START Exercise material
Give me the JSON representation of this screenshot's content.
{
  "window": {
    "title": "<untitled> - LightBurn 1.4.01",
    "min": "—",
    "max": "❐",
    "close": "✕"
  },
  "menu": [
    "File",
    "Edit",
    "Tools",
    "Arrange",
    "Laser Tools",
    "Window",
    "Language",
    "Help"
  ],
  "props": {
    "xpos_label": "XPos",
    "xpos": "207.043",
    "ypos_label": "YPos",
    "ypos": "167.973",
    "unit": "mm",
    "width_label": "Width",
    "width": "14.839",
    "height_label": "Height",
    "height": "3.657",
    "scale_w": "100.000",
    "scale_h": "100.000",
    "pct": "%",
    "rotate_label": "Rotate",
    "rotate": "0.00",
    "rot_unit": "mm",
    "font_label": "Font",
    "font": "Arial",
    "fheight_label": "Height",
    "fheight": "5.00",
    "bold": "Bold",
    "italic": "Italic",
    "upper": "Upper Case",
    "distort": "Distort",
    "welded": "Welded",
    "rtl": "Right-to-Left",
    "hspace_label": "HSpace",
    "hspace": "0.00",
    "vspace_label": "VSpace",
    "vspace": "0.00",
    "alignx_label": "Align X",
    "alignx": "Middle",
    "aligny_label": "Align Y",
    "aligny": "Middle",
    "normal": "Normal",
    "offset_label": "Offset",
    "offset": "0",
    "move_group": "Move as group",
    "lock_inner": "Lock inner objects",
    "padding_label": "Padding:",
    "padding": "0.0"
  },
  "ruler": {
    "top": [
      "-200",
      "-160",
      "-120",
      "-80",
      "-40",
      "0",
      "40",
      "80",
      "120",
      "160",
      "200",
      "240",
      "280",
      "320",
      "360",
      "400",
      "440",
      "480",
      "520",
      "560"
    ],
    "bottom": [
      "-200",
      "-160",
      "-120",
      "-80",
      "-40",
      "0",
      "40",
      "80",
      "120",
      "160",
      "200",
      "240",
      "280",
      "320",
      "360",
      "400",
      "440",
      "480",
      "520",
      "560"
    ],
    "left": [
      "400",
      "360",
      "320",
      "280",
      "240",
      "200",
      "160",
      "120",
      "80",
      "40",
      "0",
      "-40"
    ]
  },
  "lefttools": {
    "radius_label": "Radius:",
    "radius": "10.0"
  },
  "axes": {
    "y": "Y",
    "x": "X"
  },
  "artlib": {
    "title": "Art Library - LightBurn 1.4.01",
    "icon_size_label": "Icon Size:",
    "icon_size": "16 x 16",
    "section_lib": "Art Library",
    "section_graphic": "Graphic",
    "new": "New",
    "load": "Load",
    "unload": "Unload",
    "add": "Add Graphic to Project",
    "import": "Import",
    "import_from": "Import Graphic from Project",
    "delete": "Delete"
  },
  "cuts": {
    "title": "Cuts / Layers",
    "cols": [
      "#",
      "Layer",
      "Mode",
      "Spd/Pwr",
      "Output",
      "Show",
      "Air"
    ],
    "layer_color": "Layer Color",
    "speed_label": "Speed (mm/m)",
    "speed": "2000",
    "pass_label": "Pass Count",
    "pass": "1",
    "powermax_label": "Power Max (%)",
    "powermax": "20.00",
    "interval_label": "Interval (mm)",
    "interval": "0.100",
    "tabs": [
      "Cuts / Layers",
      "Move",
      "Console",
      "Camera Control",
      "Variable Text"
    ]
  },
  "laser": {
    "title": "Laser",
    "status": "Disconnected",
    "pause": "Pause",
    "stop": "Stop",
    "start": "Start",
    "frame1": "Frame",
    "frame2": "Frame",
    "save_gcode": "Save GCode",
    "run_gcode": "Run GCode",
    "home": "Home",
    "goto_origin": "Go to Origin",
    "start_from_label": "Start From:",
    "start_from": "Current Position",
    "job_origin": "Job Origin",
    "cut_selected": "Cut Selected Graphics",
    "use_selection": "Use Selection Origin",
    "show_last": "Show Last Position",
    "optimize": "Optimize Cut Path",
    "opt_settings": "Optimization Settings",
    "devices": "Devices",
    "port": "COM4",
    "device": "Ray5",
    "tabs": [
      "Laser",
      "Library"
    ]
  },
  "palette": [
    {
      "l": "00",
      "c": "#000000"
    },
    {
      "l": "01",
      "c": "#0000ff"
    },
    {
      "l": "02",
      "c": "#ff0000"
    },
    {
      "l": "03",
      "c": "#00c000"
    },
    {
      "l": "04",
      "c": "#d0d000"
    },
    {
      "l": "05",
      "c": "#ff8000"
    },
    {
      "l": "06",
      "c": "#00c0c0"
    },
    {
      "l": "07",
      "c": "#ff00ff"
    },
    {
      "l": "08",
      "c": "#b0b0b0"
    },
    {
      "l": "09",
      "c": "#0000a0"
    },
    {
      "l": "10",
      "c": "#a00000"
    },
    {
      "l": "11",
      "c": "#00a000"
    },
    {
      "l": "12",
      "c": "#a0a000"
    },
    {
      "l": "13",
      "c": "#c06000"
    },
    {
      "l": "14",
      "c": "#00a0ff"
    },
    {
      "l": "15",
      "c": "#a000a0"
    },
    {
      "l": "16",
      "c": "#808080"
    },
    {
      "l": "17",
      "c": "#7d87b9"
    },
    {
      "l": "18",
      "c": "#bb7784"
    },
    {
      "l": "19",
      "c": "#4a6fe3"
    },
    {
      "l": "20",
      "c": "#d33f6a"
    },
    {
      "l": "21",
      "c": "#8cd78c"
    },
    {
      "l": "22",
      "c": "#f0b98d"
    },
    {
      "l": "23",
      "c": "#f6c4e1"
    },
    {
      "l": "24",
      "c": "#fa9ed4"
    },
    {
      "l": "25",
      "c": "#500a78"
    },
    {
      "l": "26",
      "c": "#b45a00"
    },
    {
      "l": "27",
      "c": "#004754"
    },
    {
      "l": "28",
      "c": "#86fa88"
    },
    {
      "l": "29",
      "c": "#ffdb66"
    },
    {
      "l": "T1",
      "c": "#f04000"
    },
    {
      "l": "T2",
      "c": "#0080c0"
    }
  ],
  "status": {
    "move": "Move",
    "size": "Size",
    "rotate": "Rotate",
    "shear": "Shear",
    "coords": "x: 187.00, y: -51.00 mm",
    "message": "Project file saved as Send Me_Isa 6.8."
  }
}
END Exercise material
The problem: Restate each entry exactly, skipping none.

Answer:
Give me the JSON representation of this screenshot's content.
{
  "window": {
    "title": "<untitled> - LightBurn 1.4.01",
    "min": "—",
    "max": "❐",
    "close": "✕"
  },
  "menu": [
    "File",
    "Edit",
    "Tools",
    "Arrange",
    "Laser Tools",
    "Window",
    "Language",
    "Help"
  ],
  "props": {
    "xpos_label": "XPos",
    "xpos": "207.043",
    "ypos_label": "YPos",
    "ypos": "167.973",
    "unit": "mm",
    "width_label": "Width",
    "width": "14.839",
    "height_label": "Height",
    "height": "3.657",
    "scale_w": "100.000",
    "scale_h": "100.000",
    "pct": "%",
    "rotate_label": "Rotate",
    "rotate": "0.00",
    "rot_unit": "mm",
    "font_label": "Font",
    "font": "Arial",
    "fheight_label": "Height",
    "fheight": "5.00",
    "bold": "Bold",
    "italic": "Italic",
    "upper": "Upper Case",
    "distort": "Distort",
    "welded": "Welded",
    "rtl": "Right-to-Left",
    "hspace_label": "HSpace",
    "hspace": "0.00",
    "vspace_label": "VSpace",
    "vspace": "0.00",
    "alignx_label": "Align X",
    "alignx": "Middle",
    "aligny_label": "Align Y",
    "aligny": "Middle",
    "normal": "Normal",
    "offset_label": "Offset",
    "offset": "0",
    "move_group": "Move as group",
    "lock_inner": "Lock inner objects",
    "padding_label": "Padding:",
    "padding": "0.0"
  },
  "ruler": {
    "top": [
      "-200",
      "-160",
      "-120",
      "-80",
      "-40",
      "0",
      "40",
      "80",
      "120",
      "160",
      "200",
      "240",
      "280",
      "320",
      "360",
      "400",
      "440",
      "480",
      "520",
      "560"
    ],
    "bottom": [
      "-200",
      "-160",
      "-120",
      "-80",
      "-40",
      "0",
      "40",
      "80",
      "120",
      "160",
      "200",
      "240",
      "280",
      "320",
      "360",
      "400",
      "440",
      "480",
      "520",
      "560"
    ],
    "left": [
      "400",
      "360",
      "320",
      "280",
      "240",
      "200",
      "160",
      "120",
      "80",
      "40",
      "0",
      "-40"
    ]
  },
  "lefttools": {
    "radius_label": "Radius:",
    "radius": "10.0"
  },
  "axes": {
    "y": "Y",
    "x": "X"
  },
  "artlib": {
    "title": "Art Library - LightBurn 1.4.01",
    "icon_size_label": "Icon Size:",
    "icon_size": "16 x 16",
    "section_lib": "Art Library",
    "section_graphic": "Graphic",
    "new": "New",
    "load": "Load",
    "unload": "Unload",
    "add": "Add Graphic to Project",
    "import": "Import",
    "import_from": "Import Graphic from Project",
    "delete": "Delete"
  },
  "cuts": {
    "title": "Cuts / Layers",
    "cols": [
      "#",
      "Layer",
      "Mode",
      "Spd/Pwr",
      "Output",
      "Show",
      "Air"
    ],
    "layer_color": "Layer Color",
    "speed_label": "Speed (mm/m)",
    "speed": "2000",
    "pass_label": "Pass Count",
    "pass": "1",
    "powermax_label": "Power Max (%)",
    "powermax": "20.00",
    "interval_label": "Interval (mm)",
    "interval": "0.100",
    "tabs": [
      "Cuts / Layers",
      "Move",
      "Console",
      "Camera Control",
      "Variable Text"
    ]
  },
  "laser": {
    "title": "Laser",
    "status": "Disconnected",
    "pause": "Pause",
    "stop": "Stop",
    "start": "Start",
    "frame1": "Frame",
    "frame2": "Frame",
    "save_gcode": "Save GCode",
    "run_gcode": "Run GCode",
    "home": "Home",
    "goto_origin": "Go to Origin",
    "start_from_label": "Start From:",
    "start_from": "Current Position",
    "job_origin": "Job Origin",
    "cut_selected": "Cut Selected Graphics",
    "use_selection": "Use Selection Origin",
    "show_last": "Show Last Position",
    "optimize": "Optimize Cut Path",
    "opt_settings": "Optimization Settings",
    "devices": "Devices",
    "port": "COM4",
    "device": "Ray5",
    "tabs": [
      "Laser",
      "Library"
    ]
  },
  "palette": [
    {
      "l": "00",
      "c": "#000000"
    },
    {
      "l": "01",
      "c": "#0000ff"
    },
    {
      "l": "02",
      "c": "#ff0000"
    },
    {
      "l": "03",
      "c": "#00c000"
    },
    {
      "l": "04",
      "c": "#d0d000"
    },
    {
      "l": "05",
      "c": "#ff8000"
    },
    {
      "l": "06",
      "c": "#00c0c0"
    },
    {
      "l": "07",
      "c": "#ff00ff"
    },
    {
      "l": "08",
      "c": "#b0b0b0"
    },
    {
      "l": "09",
      "c": "#0000a0"
    },
    {
      "l": "10",
      "c": "#a00000"
    },
    {
      "l": "11",
      "c": "#00a000"
    },
    {
      "l": "12",
      "c": "#a0a000"
    },
    {
      "l": "13",
      "c": "#c06000"
    },
    {
      "l": "14",
      "c": "#00a0ff"
    },
    {
      "l": "15",
      "c": "#a000a0"
    },
    {
      "l": "16",
      "c": "#808080"
    },
    {
      "l": "17",
      "c": "#7d87b9"
    },
    {
      "l": "18",
      "c": "#bb7784"
    },
    {
      "l": "19",
      "c": "#4a6fe3"
    },
    {
      "l": "20",
      "c": "#d33f6a"
    },
    {
      "l": "21",
      "c": "#8cd78c"
    },
    {
      "l": "22",
      "c": "#f0b98d"
    },
    {
      "l": "23",
      "c": "#f6c4e1"
    },
    {
      "l": "24",
      "c": "#fa9ed4"
    },
    {
      "l": "25",
      "c": "#500a78"
    },
    {
      "l": "26",
      "c": "#b45a00"
    },
    {
      "l": "27",
      "c": "#004754"
    },
    {
      "l": "28",
      "c": "#86fa88"
    },
    {
      "l": "29",
      "c": "#ffdb66"
    },
    {
      "l": "T1",
      "c": "#f04000"
    },
    {
      "l": "T2",
      "c": "#0080c0"
    }
  ],
  "status": {
    "move": "Move",
    "size": "Size",
    "rotate": "Rotate",
    "shear": "Shear",
    "coords": "x: 187.00, y: -51.00 mm",
    "message": "Project file saved as Send Me_Isa 6.8."
  }
}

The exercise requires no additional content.